**Task statement**. Locate each line with the string "other" in the listing below and copy it.

Segment Open

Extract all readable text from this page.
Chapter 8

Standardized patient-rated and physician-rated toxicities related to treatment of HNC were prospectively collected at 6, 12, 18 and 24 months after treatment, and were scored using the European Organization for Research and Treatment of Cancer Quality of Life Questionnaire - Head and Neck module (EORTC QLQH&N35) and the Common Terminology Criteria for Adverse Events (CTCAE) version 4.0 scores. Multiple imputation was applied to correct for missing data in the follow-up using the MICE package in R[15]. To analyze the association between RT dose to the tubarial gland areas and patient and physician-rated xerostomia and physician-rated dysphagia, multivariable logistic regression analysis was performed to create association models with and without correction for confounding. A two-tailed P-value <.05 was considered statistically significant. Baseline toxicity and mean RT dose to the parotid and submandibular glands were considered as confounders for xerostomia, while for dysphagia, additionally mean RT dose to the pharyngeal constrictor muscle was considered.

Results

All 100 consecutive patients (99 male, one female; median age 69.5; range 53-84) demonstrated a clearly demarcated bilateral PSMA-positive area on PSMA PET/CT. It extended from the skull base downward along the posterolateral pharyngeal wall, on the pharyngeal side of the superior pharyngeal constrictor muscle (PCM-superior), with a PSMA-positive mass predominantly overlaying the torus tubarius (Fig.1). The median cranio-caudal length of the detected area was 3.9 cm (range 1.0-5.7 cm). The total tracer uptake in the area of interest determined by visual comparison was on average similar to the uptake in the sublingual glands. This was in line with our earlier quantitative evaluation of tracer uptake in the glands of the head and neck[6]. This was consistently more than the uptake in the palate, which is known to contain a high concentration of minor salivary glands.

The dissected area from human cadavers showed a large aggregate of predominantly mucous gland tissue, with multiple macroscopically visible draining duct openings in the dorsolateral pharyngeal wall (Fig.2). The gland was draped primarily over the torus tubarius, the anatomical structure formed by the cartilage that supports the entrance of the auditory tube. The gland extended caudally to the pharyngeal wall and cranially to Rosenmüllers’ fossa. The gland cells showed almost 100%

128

Segment Closed
Segment Open

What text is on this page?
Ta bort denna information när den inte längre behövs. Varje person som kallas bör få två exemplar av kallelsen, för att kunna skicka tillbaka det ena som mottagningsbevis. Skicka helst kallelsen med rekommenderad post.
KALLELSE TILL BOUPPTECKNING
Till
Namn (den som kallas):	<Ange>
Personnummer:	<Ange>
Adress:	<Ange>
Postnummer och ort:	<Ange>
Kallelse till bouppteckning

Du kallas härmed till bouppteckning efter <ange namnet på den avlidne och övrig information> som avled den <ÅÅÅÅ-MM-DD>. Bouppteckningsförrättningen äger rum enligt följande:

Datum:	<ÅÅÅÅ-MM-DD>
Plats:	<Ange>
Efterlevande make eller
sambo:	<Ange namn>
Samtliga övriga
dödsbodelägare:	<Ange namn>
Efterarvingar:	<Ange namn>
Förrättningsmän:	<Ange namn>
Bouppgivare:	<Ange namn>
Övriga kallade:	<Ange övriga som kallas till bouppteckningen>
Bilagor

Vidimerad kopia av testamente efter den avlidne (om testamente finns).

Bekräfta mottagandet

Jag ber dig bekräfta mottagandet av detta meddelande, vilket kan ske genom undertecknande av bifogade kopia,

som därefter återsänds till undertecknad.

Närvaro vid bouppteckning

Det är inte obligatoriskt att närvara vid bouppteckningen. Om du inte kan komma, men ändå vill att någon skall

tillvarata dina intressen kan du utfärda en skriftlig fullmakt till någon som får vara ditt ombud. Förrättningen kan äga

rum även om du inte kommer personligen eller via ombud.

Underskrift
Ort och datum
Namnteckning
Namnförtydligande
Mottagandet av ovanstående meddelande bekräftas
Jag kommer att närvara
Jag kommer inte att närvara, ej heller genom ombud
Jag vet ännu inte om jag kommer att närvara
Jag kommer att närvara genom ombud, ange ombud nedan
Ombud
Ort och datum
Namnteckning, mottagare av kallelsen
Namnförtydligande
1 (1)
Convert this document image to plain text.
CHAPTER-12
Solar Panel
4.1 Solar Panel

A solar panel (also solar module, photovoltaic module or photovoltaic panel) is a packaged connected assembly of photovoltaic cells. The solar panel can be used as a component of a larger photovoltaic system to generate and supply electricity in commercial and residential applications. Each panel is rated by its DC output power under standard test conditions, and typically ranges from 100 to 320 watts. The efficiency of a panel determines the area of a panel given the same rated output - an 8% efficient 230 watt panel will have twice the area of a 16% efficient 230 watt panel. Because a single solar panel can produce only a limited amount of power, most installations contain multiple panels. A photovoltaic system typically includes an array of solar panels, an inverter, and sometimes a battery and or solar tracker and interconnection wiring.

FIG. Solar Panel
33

Segment Closed
Segment Open

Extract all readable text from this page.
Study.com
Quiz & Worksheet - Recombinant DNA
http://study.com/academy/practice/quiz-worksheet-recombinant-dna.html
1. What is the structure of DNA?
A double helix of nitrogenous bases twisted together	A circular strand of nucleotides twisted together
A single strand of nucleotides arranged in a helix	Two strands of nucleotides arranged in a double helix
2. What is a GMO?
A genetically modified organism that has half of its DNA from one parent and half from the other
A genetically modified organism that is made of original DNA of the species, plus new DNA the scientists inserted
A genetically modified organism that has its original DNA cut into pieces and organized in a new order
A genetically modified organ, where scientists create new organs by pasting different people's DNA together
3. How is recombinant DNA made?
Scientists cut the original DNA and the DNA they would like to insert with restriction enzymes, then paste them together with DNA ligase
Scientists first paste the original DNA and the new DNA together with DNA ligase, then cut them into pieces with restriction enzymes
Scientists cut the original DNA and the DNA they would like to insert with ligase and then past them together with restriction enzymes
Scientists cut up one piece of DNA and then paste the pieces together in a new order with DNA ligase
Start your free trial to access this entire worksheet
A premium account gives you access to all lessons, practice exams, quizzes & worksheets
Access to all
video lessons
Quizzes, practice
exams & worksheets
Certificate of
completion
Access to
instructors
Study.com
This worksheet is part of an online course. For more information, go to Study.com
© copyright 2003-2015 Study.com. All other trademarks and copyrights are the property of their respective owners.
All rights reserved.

Segment Closed

**Response box**.
A genetically modified organism that has half of its DNA from one parent and half from the other
© copyright 2003-2015 Study.com. All other trademarks and copyrights are the property of their respective owners.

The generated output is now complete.